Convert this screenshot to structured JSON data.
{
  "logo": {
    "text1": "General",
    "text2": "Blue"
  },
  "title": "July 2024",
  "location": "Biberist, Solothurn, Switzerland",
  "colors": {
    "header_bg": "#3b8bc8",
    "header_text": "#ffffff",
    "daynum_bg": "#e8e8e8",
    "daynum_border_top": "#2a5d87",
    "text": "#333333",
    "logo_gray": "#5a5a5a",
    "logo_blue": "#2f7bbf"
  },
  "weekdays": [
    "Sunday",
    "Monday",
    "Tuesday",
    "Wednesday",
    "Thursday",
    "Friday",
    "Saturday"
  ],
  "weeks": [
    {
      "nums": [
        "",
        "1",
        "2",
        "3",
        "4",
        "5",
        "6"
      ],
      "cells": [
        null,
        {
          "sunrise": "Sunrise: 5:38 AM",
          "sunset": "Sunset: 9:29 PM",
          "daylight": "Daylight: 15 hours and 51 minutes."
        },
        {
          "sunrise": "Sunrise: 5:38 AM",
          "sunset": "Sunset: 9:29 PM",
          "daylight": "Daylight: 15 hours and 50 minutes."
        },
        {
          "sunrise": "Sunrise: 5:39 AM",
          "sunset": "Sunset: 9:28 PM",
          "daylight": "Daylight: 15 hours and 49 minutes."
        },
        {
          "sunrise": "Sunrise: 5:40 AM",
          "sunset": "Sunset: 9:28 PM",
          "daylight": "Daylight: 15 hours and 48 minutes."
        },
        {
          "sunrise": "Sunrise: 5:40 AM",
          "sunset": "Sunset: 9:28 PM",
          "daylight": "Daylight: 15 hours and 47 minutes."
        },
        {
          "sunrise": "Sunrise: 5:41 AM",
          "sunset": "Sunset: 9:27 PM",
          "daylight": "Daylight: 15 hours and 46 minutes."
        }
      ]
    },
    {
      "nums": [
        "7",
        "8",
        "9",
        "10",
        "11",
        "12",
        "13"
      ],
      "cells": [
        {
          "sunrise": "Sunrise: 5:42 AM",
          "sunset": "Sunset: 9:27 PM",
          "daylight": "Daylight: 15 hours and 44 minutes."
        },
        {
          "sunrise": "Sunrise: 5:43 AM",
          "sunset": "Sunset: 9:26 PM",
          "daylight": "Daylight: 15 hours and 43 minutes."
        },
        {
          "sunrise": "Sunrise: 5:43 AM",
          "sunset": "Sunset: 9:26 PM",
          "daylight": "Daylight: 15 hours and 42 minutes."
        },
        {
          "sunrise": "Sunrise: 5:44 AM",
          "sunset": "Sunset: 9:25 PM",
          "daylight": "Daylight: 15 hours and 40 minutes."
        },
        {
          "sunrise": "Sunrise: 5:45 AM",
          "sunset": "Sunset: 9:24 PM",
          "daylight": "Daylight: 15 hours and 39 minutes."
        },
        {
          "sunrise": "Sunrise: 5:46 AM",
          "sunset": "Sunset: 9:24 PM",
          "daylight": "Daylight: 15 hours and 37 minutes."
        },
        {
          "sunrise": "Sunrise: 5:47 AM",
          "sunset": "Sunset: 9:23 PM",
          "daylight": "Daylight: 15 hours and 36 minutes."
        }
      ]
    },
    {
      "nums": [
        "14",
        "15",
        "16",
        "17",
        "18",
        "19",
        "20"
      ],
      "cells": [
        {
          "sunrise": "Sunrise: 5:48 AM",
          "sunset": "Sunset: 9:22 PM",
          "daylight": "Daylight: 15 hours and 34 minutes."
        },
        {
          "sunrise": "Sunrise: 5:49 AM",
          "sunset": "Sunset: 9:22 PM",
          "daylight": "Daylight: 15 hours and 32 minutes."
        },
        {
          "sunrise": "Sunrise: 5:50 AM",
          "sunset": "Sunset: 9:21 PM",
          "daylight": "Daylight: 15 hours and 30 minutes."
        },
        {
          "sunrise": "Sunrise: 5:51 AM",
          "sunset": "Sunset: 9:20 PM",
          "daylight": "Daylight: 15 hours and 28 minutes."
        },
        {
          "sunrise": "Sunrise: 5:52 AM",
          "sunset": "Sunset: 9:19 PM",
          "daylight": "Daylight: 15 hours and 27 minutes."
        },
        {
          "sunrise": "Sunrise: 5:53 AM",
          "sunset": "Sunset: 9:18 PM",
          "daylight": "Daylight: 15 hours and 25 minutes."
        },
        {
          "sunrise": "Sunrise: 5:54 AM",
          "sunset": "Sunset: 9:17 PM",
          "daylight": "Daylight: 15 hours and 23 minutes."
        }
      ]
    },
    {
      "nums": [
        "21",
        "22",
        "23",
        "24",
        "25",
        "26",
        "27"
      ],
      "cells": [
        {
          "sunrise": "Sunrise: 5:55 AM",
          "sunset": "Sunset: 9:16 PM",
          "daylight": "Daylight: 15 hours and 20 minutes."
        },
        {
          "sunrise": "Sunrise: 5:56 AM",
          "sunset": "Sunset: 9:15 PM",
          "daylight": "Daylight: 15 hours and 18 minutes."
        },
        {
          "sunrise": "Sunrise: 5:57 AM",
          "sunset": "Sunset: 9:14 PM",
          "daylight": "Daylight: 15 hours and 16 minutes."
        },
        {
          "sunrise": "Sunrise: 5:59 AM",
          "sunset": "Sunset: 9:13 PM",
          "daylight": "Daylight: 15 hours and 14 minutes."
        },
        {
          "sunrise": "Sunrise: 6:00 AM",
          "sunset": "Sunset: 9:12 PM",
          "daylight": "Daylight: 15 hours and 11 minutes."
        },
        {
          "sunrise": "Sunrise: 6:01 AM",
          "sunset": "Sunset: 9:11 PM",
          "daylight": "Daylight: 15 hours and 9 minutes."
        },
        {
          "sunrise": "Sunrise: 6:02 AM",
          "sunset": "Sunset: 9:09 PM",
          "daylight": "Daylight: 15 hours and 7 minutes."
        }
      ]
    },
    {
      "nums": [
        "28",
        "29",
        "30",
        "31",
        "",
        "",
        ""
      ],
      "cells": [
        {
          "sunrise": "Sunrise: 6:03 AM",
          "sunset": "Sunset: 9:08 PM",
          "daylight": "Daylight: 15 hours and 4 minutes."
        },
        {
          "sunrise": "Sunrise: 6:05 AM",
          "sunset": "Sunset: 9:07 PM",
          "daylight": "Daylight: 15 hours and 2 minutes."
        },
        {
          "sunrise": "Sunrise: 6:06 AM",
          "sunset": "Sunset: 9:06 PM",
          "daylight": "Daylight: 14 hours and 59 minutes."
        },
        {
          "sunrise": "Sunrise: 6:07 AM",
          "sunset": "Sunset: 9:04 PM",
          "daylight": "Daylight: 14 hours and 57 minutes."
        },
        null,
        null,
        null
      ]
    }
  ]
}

:::::

■ **What is required**
Please output the entire listing exactly as it stands.

■ **Response to the task**
Convert this screenshot to structured JSON data.
{
  "logo": {
    "text1": "General",
    "text2": "Blue"
  },
  "title": "July 2024",
  "location": "Biberist, Solothurn, Switzerland",
  "colors": {
    "header_bg": "#3b8bc8",
    "header_text": "#ffffff",
    "daynum_bg": "#e8e8e8",
    "daynum_border_top": "#2a5d87",
    "text": "#333333",
    "logo_gray": "#5a5a5a",
    "logo_blue": "#2f7bbf"
  },
  "weekdays": [
    "Sunday",
    "Monday",
    "Tuesday",
    "Wednesday",
    "Thursday",
    "Friday",
    "Saturday"
  ],
  "weeks": [
    {
      "nums": [
        "",
        "1",
        "2",
        "3",
        "4",
        "5",
        "6"
      ],
      "cells": [
        null,
        {
          "sunrise": "Sunrise: 5:38 AM",
          "sunset": "Sunset: 9:29 PM",
          "daylight": "Daylight: 15 hours and 51 minutes."
        },
        {
          "sunrise": "Sunrise: 5:38 AM",
          "sunset": "Sunset: 9:29 PM",
          "daylight": "Daylight: 15 hours and 50 minutes."
        },
        {
          "sunrise": "Sunrise: 5:39 AM",
          "sunset": "Sunset: 9:28 PM",
          "daylight": "Daylight: 15 hours and 49 minutes."
        },
        {
          "sunrise": "Sunrise: 5:40 AM",
          "sunset": "Sunset: 9:28 PM",
          "daylight": "Daylight: 15 hours and 48 minutes."
        },
        {
          "sunrise": "Sunrise: 5:40 AM",
          "sunset": "Sunset: 9:28 PM",
          "daylight": "Daylight: 15 hours and 47 minutes."
        },
        {
          "sunrise": "Sunrise: 5:41 AM",
          "sunset": "Sunset: 9:27 PM",
          "daylight": "Daylight: 15 hours and 46 minutes."
        }
      ]
    },
    {
      "nums": [
        "7",
        "8",
        "9",
        "10",
        "11",
        "12",
        "13"
      ],
      "cells": [
        {
          "sunrise": "Sunrise: 5:42 AM",
          "sunset": "Sunset: 9:27 PM",
          "daylight": "Daylight: 15 hours and 44 minutes."
        },
        {
          "sunrise": "Sunrise: 5:43 AM",
          "sunset": "Sunset: 9:26 PM",
          "daylight": "Daylight: 15 hours and 43 minutes."
        },
        {
          "sunrise": "Sunrise: 5:43 AM",
          "sunset": "Sunset: 9:26 PM",
          "daylight": "Daylight: 15 hours and 42 minutes."
        },
        {
          "sunrise": "Sunrise: 5:44 AM",
          "sunset": "Sunset: 9:25 PM",
          "daylight": "Daylight: 15 hours and 40 minutes."
        },
        {
          "sunrise": "Sunrise: 5:45 AM",
          "sunset": "Sunset: 9:24 PM",
          "daylight": "Daylight: 15 hours and 39 minutes."
        },
        {
          "sunrise": "Sunrise: 5:46 AM",
          "sunset": "Sunset: 9:24 PM",
          "daylight": "Daylight: 15 hours and 37 minutes."
        },
        {
          "sunrise": "Sunrise: 5:47 AM",
          "sunset": "Sunset: 9:23 PM",
          "daylight": "Daylight: 15 hours and 36 minutes."
        }
      ]
    },
    {
      "nums": [
        "14",
        "15",
        "16",
        "17",
        "18",
        "19",
        "20"
      ],
      "cells": [
        {
          "sunrise": "Sunrise: 5:48 AM",
          "sunset": "Sunset: 9:22 PM",
          "daylight": "Daylight: 15 hours and 34 minutes."
        },
        {
          "sunrise": "Sunrise: 5:49 AM",
          "sunset": "Sunset: 9:22 PM",
          "daylight": "Daylight: 15 hours and 32 minutes."
        },
        {
          "sunrise": "Sunrise: 5:50 AM",
          "sunset": "Sunset: 9:21 PM",
          "daylight": "Daylight: 15 hours and 30 minutes."
        },
        {
          "sunrise": "Sunrise: 5:51 AM",
          "sunset": "Sunset: 9:20 PM",
          "daylight": "Daylight: 15 hours and 28 minutes."
        },
        {
          "sunrise": "Sunrise: 5:52 AM",
          "sunset": "Sunset: 9:19 PM",
          "daylight": "Daylight: 15 hours and 27 minutes."
        },
        {
          "sunrise": "Sunrise: 5:53 AM",
          "sunset": "Sunset: 9:18 PM",
          "daylight": "Daylight: 15 hours and 25 minutes."
        },
        {
          "sunrise": "Sunrise: 5:54 AM",
          "sunset": "Sunset: 9:17 PM",
          "daylight": "Daylight: 15 hours and 23 minutes."
        }
      ]
    },
    {
      "nums": [
        "21",
        "22",
        "23",
        "24",
        "25",
        "26",
        "27"
      ],
      "cells": [
        {
          "sunrise": "Sunrise: 5:55 AM",
          "sunset": "Sunset: 9:16 PM",
          "daylight": "Daylight: 15 hours and 20 minutes."
        },
        {
          "sunrise": "Sunrise: 5:56 AM",
          "sunset": "Sunset: 9:15 PM",
          "daylight": "Daylight: 15 hours and 18 minutes."
        },
        {
          "sunrise": "Sunrise: 5:57 AM",
          "sunset": "Sunset: 9:14 PM",
          "daylight": "Daylight: 15 hours and 16 minutes."
        },
        {
          "sunrise": "Sunrise: 5:59 AM",
          "sunset": "Sunset: 9:13 PM",
          "daylight": "Daylight: 15 hours and 14 minutes."
        },
        {
          "sunrise": "Sunrise: 6:00 AM",
          "sunset": "Sunset: 9:12 PM",
          "daylight": "Daylight: 15 hours and 11 minutes."
        },
        {
          "sunrise": "Sunrise: 6:01 AM",
          "sunset": "Sunset: 9:11 PM",
          "daylight": "Daylight: 15 hours and 9 minutes."
        },
        {
          "sunrise": "Sunrise: 6:02 AM",
          "sunset": "Sunset: 9:09 PM",
          "daylight": "Daylight: 15 hours and 7 minutes."
        }
      ]
    },
    {
      "nums": [
        "28",
        "29",
        "30",
        "31",
        "",
        "",
        ""
      ],
      "cells": [
        {
          "sunrise": "Sunrise: 6:03 AM",
          "sunset": "Sunset: 9:08 PM",
          "daylight": "Daylight: 15 hours and 4 minutes."
        },
        {
          "sunrise": "Sunrise: 6:05 AM",
          "sunset": "Sunset: 9:07 PM",
          "daylight": "Daylight: 15 hours and 2 minutes."
        },
        {
          "sunrise": "Sunrise: 6:06 AM",
          "sunset": "Sunset: 9:06 PM",
          "daylight": "Daylight: 14 hours and 59 minutes."
        },
        {
          "sunrise": "Sunrise: 6:07 AM",
          "sunset": "Sunset: 9:04 PM",
          "daylight": "Daylight: 14 hours and 57 minutes."
        },
        null,
        null,
        null
      ]
    }
  ]
}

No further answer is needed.